:: TEXT BLOCK ::
===

Unable to reconcile the biting repartee of the couple before they made it
together with the softer/gentler afterglow afflicting each as a result of their
consummated affair, Caron made another egregious blunder at the start of Season
Four, separating the lovers for almost the entire season. David, sexually
frustrated and jilted, was left to sleuth his way through a series of
unprepossessing cases in Los Angeles while Maddie, wounded by his arrogance one
too many times, fled back home to Chicago, to convalesce privately at her
parent’s home, only to discover she is pregnant; quite possibly with either
David or Sam’s baby. At the end of Season Four, Maddie returned to Blue Moon, very
pregnant, but already married to Walter Bishop (David Dugan); a man she has met
on the train back to L.A. – leaving David deflated and vengeful. In fact,
Maddie married Walter in an otiose attempt to rid herself of her lingering
passion for David. This ruse eventually imploded after David vindictively forced
the couple to renew their vows before God and their friends inside a church.
Seemingly
painted into a corner, Season Five opened with Maddie’s divorce from Walter and
her miscarriage of what would later be revealed to have been David’s baby.
However, instead of reconciliation between the two costars, the tragedy of
losing a child reformed Maddie into a kinder/gentler woman; completely robbing
the series of its electric banter. Maddie no longer wished to reform David. In
fact, she no longer had feelings for him of any kind, referring to David almost
exclusively as her colleague, even when her cousin, Annie (Virginia Madsen)
arrived in town for a visit. So, Season Five marched on, inveigling Annie and
David in a whirlwind romance. Alas, this too provided even more misdirection, short-lived
as Annie’s husband, Mark intruded to reclaim his wife. Shortly thereafter, David
resigned himself to losing Annie, pretending to have an affair with a co-worker
so Annie could make ‘the right choice’ and return to her husband. Agnes and
Herbert were wed and Maddie and David were informed by ABC that the network had
decided to cancel their series.
All throughout Moonlighting, producer/director, Glenn
Gordon Caron toyed with inserting ‘in jokes’ into the narrative; from having
David periodically giving direct address to the viewing audience, to Maddie and
David providing ongoing commentary and quips about ABC’s lack of imagination;
also, the rigors of producing a television series. It was perhaps sour grapes
for Caron that ABC eventually decided to pull the plug on his brain child. But
while it lived, Caron had great fun poking fun at the fact Moonlighting never did fulfill its commitment to the network of 32 episodes
per season, in the episode The Straight
Poop, where real-life Hollywood gossip columnist, Rona Barrett made an appearance
to confront a supposedly standoffish Maddie and David. Moonlighting ought to have had a better exit from prime time.
Indeed, throughout its first two and a half seasons it was one of the wittiest,
funniest and most adventuresome comedies ever to hit prime time. The kudos must
be equally spread between Willis and Shepherd; a more perfect mating not seen
anywhere in eighties programming.

===

:: ROWS ::
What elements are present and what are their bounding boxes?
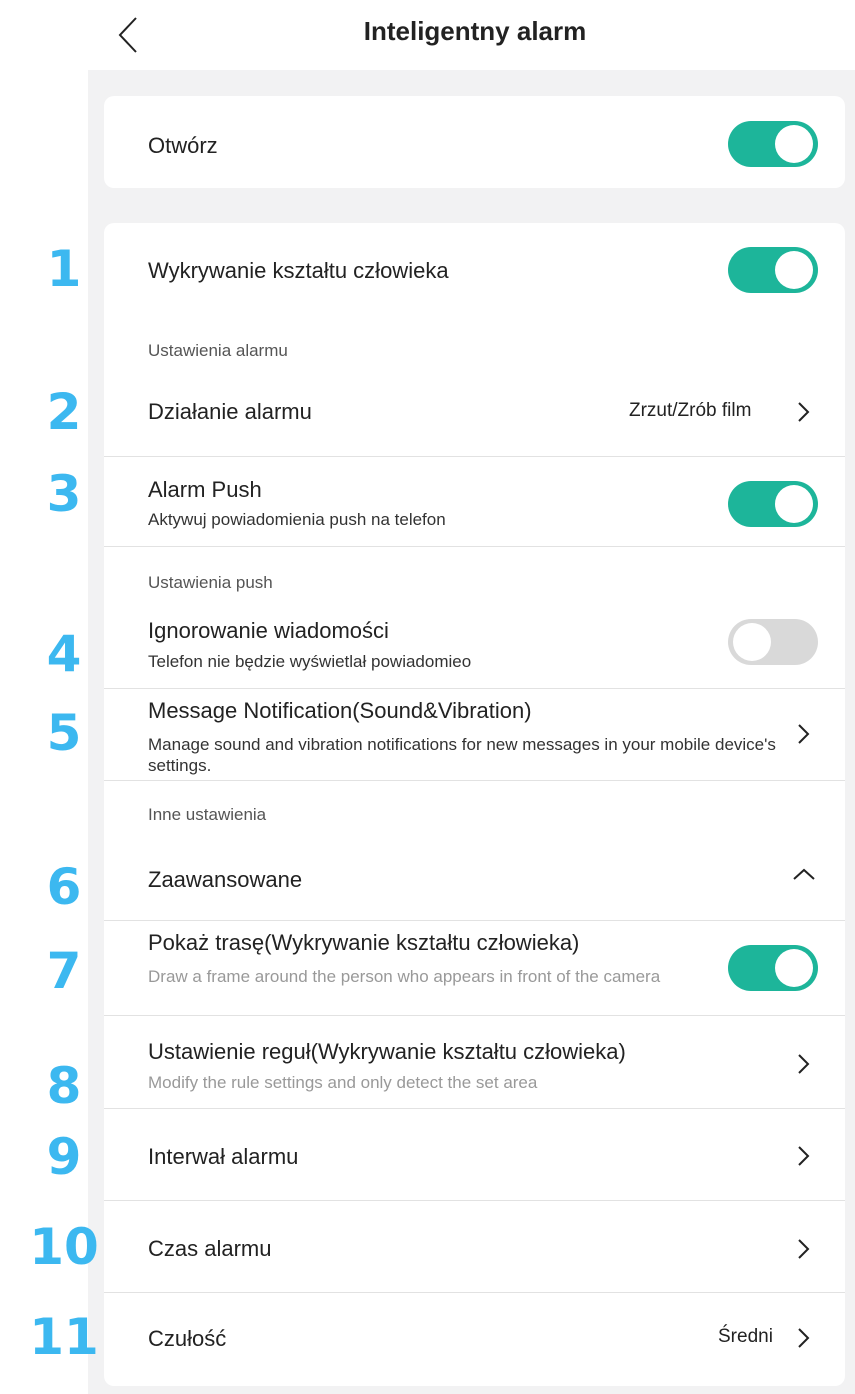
alarm-push-label: Alarm Push [148,477,262,502]
header: Inteligentny alarm [0,0,855,70]
annotation-number-3: 3 [46,465,82,523]
chevron-right-icon[interactable] [792,720,814,748]
toggle-knob [775,485,813,523]
toggle-knob [733,623,771,661]
annotation-number-1: 1 [46,240,82,298]
annotation-number-2: 2 [46,383,82,441]
divider [104,688,845,689]
show-track-description: Draw a frame around the person who appea… [148,967,661,986]
divider [104,1108,845,1109]
section-other-settings: Inne ustawienia [148,805,267,824]
ignore-messages-label: Ignorowanie wiadomości [148,618,389,643]
chevron-right-icon[interactable] [792,398,814,426]
ignore-messages-description: Telefon nie będzie wyświetlał powiadomie… [148,652,472,671]
divider [104,546,845,547]
alarm-push-toggle[interactable] [728,481,818,527]
show-track-label: Pokaż trasę(Wykrywanie kształtu człowiek… [148,930,580,955]
toggle-knob [775,251,813,289]
divider [104,780,845,781]
chevron-right-icon[interactable] [792,1050,814,1078]
alarm-interval-label[interactable]: Interwał alarmu [148,1144,298,1170]
annotation-number-8: 8 [46,1057,82,1115]
annotation-number-7: 7 [46,942,82,1000]
toggle-knob [775,125,813,163]
advanced-label[interactable]: Zaawansowane [148,867,302,893]
chevron-right-icon[interactable] [792,1235,814,1263]
page-title: Inteligentny alarm [363,16,587,46]
divider [104,920,845,921]
divider [104,1200,845,1201]
divider [104,456,845,457]
annotation-number-10: 10 [29,1218,99,1276]
sensitivity-value[interactable]: Średni [718,1326,773,1348]
sensitivity-label[interactable]: Czułość [148,1326,226,1352]
alarm-action-label[interactable]: Działanie alarmu [148,399,312,425]
human-detect-label: Wykrywanie kształtu człowieka [148,258,449,283]
alarm-action-value[interactable]: Zrzut/Zrób film [629,400,751,422]
annotation-number-4: 4 [46,625,82,683]
section-push-settings: Ustawienia push [148,573,273,592]
chevron-right-icon[interactable] [792,1324,814,1352]
section-alarm-settings: Ustawienia alarmu [148,341,288,360]
chevron-up-icon[interactable] [790,862,818,886]
divider [104,1292,845,1293]
divider [104,1015,845,1016]
rule-settings-label[interactable]: Ustawienie reguł(Wykrywanie kształtu czł… [148,1039,626,1065]
rule-settings-description: Modify the rule settings and only detect… [148,1073,538,1092]
toggle-knob [775,949,813,987]
alarm-time-label[interactable]: Czas alarmu [148,1236,271,1262]
message-notification-label[interactable]: Message Notification(Sound&Vibration) [148,698,532,724]
open-label: Otwórz [148,133,218,158]
open-toggle[interactable] [728,121,818,167]
annotation-number-9: 9 [46,1128,82,1186]
message-notification-description: Manage sound and vibration notifications… [148,735,776,775]
show-track-toggle[interactable] [728,945,818,991]
annotation-number-6: 6 [46,858,82,916]
annotation-number-11: 11 [29,1308,99,1366]
chevron-right-icon[interactable] [792,1142,814,1170]
alarm-push-description: Aktywuj powiadomienia push na telefon [148,510,446,529]
ignore-messages-toggle[interactable] [728,619,818,665]
human-detect-toggle[interactable] [728,247,818,293]
annotation-number-5: 5 [46,704,82,762]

===

:: WHAT THE TASK ASKS ::
Repeat the Moonlighting passage from "However, instead of" up to and including "cancel their series.", swapping "colleague" for "partner".

:: OUTPUT ::
However, instead of reconciliation between the two costars, the tragedy of
losing a child reformed Maddie into a kinder/gentler woman; completely robbing
the series of its electric banter. Maddie no longer wished to reform David. In
fact, she no longer had feelings for him of any kind, referring to David almost
exclusively as her partner, even when her cousin, Annie (Virginia Madsen)
arrived in town for a visit. So, Season Five marched on, inveigling Annie and
David in a whirlwind romance. Alas, this too provided even more misdirection, short-lived
as Annie’s husband, Mark intruded to reclaim his wife. Shortly thereafter, David
resigned himself to losing Annie, pretending to have an affair with a co-worker
so Annie could make ‘the right choice’ and return to her husband. Agnes and
Herbert were wed and Maddie and David were informed by ABC that the network had
decided to cancel their series.